◆ What is needed ◆
Select and copy out every line in the records containing "Safety".

◆ A run of records ◆

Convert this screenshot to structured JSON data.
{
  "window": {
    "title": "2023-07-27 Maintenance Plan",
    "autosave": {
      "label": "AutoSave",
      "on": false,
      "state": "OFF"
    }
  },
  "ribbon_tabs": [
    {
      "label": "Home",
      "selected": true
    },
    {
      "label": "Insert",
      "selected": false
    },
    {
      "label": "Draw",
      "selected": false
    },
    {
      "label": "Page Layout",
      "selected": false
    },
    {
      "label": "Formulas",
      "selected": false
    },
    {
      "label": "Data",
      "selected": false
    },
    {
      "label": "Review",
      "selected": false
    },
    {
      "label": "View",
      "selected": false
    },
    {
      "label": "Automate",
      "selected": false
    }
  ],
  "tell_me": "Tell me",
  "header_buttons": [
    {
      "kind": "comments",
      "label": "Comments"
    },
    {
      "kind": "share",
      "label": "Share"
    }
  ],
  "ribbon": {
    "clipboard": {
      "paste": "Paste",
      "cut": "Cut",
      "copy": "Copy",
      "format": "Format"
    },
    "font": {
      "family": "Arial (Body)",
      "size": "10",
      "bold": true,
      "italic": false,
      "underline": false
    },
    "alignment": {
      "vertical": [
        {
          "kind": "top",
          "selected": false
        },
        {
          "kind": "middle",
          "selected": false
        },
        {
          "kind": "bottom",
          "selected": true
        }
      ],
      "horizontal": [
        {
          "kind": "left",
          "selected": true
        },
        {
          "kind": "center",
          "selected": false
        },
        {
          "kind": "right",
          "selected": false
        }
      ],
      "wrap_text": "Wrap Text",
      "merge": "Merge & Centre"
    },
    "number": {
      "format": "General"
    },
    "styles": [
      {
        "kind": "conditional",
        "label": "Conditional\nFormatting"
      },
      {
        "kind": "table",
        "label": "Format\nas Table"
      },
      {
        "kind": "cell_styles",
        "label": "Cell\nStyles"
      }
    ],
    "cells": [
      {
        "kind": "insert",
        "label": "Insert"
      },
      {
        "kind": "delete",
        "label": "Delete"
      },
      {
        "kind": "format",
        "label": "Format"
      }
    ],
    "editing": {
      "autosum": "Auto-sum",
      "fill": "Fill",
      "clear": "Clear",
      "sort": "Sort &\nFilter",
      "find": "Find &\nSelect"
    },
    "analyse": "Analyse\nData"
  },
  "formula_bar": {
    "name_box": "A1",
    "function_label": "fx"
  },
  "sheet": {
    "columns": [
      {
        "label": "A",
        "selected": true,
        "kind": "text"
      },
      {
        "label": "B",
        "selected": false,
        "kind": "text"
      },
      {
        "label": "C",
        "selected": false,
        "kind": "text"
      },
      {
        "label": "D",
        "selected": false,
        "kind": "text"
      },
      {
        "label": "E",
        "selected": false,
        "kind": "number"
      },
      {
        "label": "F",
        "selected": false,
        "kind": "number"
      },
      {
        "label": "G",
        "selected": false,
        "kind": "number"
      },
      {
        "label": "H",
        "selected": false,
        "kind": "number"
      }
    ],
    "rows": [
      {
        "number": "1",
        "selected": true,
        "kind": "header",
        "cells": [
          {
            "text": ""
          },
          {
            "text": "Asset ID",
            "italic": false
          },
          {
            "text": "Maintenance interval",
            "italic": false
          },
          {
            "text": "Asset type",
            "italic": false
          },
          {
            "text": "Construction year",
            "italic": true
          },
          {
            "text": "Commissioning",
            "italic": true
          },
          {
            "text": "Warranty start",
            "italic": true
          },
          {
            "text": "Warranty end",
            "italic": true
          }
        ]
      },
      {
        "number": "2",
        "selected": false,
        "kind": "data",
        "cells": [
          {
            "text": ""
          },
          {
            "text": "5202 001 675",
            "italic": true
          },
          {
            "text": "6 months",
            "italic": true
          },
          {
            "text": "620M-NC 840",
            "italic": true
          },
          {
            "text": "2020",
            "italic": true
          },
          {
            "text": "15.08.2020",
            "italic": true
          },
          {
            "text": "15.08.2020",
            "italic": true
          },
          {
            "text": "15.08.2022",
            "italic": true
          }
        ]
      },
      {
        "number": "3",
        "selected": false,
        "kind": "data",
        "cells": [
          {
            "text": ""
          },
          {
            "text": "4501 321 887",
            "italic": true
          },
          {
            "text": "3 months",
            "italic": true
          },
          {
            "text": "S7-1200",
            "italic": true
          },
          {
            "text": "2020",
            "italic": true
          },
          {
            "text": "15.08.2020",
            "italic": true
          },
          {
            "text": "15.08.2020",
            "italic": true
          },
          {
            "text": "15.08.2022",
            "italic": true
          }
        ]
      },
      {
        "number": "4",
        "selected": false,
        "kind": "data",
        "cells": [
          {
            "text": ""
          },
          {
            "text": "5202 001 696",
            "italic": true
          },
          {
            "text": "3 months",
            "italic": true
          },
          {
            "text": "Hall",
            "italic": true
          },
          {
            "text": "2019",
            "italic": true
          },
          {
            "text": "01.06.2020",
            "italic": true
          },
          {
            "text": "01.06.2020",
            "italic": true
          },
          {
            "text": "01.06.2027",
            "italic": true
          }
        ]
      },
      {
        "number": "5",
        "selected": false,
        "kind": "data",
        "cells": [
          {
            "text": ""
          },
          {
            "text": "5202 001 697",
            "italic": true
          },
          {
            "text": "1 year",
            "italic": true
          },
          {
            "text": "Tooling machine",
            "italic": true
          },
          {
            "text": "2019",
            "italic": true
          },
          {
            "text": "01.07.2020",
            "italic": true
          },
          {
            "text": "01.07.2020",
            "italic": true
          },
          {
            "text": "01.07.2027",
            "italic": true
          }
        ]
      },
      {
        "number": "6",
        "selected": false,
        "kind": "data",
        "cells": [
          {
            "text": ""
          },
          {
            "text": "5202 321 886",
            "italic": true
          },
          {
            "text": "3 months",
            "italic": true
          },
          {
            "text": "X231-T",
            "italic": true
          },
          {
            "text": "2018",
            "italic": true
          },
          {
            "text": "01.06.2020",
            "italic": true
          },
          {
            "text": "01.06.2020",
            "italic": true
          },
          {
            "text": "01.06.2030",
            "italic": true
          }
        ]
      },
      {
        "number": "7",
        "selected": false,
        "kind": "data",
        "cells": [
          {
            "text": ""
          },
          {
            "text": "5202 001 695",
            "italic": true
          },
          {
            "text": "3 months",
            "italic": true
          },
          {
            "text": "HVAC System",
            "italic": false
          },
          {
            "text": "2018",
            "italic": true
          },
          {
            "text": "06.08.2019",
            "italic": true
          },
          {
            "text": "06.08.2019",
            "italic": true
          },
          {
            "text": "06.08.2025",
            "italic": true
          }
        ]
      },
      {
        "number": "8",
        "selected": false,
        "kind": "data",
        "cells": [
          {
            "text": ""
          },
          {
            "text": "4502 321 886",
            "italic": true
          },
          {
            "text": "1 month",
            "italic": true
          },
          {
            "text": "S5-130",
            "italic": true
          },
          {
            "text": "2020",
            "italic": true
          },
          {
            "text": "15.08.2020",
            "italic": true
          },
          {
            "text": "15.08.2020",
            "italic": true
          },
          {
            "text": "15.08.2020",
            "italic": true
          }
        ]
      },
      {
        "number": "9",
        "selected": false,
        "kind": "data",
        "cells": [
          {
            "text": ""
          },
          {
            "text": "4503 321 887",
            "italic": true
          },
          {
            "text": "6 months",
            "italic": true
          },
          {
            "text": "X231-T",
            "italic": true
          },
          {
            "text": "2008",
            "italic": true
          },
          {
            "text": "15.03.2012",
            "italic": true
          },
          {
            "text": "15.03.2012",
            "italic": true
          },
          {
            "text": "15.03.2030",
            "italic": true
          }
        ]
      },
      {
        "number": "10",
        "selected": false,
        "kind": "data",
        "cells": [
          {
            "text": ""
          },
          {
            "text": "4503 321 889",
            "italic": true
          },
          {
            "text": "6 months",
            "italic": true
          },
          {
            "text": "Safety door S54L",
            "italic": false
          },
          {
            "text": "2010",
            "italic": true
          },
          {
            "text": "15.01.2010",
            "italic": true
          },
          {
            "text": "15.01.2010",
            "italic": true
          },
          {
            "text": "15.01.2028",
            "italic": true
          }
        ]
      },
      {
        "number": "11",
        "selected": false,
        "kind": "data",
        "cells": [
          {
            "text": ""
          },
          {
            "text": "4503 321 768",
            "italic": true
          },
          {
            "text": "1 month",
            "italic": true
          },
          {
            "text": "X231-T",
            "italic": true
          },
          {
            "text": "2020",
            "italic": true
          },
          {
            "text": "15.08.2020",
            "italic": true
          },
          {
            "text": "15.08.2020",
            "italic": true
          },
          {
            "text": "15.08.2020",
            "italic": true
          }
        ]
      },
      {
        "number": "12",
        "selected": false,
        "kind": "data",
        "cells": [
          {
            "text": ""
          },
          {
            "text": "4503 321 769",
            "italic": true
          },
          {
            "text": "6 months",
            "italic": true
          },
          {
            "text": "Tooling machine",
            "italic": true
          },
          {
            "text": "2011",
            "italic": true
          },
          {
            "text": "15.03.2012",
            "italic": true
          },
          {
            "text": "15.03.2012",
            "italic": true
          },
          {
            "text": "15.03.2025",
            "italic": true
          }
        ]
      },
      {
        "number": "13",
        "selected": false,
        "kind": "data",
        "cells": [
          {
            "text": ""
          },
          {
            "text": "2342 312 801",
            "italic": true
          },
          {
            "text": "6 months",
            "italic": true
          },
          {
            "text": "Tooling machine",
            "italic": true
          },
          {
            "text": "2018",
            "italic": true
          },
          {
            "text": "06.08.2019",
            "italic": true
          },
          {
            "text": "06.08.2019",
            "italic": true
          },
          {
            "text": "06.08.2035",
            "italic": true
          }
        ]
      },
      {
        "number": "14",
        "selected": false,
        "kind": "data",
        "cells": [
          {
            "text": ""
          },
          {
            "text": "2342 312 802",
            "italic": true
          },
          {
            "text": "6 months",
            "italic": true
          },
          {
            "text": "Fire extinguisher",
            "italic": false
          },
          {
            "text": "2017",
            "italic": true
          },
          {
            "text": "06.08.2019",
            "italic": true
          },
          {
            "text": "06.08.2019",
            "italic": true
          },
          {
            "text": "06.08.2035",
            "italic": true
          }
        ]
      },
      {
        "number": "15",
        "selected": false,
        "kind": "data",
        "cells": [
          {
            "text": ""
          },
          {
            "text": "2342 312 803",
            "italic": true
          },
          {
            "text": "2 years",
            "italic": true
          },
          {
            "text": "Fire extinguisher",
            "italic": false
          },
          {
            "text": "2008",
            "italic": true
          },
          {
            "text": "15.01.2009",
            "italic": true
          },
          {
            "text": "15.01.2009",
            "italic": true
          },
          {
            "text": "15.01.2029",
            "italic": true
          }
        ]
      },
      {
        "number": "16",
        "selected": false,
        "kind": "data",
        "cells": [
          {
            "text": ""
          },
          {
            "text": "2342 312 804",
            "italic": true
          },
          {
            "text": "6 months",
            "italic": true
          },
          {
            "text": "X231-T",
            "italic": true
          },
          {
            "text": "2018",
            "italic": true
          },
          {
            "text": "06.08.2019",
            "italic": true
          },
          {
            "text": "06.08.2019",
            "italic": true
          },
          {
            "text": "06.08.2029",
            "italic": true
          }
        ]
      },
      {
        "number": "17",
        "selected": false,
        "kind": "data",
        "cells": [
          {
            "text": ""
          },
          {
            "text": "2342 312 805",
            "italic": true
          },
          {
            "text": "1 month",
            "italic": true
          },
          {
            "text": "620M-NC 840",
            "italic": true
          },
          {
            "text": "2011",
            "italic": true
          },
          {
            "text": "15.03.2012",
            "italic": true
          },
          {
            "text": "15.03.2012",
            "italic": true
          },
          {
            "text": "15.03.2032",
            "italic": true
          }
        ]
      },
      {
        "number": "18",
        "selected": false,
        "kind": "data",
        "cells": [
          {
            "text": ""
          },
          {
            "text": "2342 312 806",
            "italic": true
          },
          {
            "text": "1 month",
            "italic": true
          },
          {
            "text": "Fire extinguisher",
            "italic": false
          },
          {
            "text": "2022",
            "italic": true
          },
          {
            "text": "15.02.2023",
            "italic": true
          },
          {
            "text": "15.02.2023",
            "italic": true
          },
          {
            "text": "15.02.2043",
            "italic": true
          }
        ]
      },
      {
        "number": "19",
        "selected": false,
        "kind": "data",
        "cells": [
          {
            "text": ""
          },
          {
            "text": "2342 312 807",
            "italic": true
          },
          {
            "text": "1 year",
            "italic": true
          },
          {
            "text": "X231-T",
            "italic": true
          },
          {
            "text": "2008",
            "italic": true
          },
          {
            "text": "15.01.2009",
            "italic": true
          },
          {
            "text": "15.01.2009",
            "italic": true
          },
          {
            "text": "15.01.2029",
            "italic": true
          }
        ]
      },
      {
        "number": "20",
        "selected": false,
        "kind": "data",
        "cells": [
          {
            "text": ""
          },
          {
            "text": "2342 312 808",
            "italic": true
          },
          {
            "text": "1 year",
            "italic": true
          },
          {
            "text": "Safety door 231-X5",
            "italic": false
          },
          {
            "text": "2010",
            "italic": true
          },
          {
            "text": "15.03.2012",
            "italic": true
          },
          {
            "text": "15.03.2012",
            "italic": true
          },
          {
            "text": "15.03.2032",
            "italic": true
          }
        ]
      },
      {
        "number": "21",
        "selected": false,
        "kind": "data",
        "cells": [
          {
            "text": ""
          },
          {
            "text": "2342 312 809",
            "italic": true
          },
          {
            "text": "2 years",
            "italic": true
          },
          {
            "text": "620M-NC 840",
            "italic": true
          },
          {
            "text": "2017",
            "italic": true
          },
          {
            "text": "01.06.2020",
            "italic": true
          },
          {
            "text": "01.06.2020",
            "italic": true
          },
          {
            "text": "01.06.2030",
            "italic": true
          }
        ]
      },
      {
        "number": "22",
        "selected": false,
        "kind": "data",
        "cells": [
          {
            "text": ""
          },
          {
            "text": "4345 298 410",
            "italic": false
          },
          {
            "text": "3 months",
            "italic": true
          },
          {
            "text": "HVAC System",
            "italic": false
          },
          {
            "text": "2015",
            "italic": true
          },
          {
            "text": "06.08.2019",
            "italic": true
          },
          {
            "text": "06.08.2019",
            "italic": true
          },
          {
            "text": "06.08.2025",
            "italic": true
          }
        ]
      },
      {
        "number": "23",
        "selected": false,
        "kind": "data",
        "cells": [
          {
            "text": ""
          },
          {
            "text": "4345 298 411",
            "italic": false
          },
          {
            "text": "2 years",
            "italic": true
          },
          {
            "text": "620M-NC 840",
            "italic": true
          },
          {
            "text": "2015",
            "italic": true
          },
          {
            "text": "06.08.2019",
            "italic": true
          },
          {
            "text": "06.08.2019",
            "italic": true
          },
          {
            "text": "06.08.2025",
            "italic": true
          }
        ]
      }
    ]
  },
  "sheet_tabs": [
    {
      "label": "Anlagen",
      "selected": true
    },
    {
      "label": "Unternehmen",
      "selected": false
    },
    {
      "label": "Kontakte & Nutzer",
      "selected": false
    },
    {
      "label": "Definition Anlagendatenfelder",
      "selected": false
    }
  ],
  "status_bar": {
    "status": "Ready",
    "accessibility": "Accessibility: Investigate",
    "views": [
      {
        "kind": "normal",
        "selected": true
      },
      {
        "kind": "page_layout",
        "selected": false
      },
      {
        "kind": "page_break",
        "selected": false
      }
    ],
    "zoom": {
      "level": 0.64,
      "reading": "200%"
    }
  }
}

◆ Reply ◆
            "text": "Safety door S54L",
            "text": "Safety door 231-X5",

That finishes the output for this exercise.